Lines of data:
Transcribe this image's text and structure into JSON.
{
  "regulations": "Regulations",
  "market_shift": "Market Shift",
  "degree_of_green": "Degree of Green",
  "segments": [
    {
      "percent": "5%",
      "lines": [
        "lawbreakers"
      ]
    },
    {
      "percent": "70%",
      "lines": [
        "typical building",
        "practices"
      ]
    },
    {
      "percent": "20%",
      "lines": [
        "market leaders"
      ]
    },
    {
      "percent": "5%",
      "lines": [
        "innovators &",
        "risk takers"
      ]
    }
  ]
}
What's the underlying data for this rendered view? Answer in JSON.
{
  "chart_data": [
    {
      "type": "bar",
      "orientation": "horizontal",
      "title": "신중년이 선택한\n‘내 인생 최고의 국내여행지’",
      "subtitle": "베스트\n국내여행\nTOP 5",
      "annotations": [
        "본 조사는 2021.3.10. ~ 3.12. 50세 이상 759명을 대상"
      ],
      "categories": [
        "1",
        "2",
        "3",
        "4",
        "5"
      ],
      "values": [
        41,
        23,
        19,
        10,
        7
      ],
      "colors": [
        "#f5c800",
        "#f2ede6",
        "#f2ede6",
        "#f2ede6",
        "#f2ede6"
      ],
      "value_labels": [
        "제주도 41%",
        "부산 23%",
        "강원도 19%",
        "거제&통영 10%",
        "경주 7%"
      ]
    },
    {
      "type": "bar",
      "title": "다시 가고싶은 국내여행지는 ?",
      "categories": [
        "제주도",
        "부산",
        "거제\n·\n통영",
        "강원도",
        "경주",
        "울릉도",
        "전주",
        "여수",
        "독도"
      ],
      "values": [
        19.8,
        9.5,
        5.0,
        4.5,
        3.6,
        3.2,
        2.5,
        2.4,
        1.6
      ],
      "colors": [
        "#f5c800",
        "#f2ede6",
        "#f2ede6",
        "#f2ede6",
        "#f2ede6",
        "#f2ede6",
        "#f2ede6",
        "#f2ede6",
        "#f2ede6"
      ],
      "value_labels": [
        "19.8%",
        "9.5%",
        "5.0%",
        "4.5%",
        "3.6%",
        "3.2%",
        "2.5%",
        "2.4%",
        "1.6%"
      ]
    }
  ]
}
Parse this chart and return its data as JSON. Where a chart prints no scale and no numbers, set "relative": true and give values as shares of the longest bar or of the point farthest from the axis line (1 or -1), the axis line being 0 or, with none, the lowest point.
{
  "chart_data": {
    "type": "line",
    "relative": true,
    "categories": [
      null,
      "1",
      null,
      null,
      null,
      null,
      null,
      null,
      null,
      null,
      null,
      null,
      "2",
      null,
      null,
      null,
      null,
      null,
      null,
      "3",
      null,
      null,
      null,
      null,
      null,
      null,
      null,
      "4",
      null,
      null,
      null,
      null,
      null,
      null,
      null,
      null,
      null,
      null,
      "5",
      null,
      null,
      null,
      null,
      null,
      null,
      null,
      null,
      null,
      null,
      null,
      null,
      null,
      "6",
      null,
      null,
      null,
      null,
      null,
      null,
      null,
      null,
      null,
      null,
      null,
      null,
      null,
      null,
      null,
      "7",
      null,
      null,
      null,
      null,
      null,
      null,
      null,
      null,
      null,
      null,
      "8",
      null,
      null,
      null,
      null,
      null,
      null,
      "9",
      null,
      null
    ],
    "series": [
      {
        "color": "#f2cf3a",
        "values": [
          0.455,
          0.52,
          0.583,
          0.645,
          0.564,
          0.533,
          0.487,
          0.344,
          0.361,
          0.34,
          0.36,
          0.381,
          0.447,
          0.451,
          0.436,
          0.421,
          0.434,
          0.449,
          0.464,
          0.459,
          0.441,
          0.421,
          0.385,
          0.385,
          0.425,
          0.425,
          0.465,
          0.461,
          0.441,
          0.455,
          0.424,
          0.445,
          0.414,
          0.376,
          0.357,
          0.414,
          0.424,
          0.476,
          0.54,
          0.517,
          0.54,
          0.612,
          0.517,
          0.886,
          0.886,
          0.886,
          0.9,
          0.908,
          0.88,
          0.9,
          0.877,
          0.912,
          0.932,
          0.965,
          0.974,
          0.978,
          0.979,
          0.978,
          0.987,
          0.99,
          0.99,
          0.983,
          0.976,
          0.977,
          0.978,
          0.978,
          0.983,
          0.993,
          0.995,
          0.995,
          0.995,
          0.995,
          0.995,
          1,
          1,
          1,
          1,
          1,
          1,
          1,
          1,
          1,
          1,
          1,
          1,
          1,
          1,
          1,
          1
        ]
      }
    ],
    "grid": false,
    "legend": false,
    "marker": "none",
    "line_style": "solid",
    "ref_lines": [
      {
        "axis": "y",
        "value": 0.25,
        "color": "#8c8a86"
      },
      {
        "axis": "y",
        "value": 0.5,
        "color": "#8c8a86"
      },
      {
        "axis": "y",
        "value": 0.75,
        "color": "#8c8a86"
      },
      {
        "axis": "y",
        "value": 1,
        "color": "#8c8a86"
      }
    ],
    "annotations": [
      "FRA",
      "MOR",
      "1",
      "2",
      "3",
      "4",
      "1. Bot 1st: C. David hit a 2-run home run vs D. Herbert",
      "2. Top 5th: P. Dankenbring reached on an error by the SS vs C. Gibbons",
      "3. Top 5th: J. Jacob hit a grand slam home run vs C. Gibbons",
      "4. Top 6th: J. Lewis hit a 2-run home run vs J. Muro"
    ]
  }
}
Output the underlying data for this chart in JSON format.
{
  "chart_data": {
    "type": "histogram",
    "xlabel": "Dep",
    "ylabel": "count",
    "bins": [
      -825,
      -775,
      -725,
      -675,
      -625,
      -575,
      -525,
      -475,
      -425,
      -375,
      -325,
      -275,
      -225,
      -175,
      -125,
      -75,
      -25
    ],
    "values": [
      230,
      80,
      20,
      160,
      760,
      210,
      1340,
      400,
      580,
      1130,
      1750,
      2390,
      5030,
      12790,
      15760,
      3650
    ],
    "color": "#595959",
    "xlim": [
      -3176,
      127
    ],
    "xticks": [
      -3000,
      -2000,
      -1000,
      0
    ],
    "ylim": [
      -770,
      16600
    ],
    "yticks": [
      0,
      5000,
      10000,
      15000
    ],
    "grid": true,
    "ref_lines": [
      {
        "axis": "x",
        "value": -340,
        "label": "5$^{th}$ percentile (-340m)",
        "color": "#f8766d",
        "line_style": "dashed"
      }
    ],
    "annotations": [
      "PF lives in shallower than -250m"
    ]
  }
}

TASK TO COMPLETE
Pick out each line containing the string "values" and copy it.

THE OUTPUT
      "values": [
      "values": [
Parse this chart and return its data as JSON. Where a chart prints no scale and no numbers, set "relative": true and give values as shares of the longest bar or of the point farthest from the axis line (1 or -1), the axis line being 0 or, with none, the lowest point.
        "values": [
    "values": [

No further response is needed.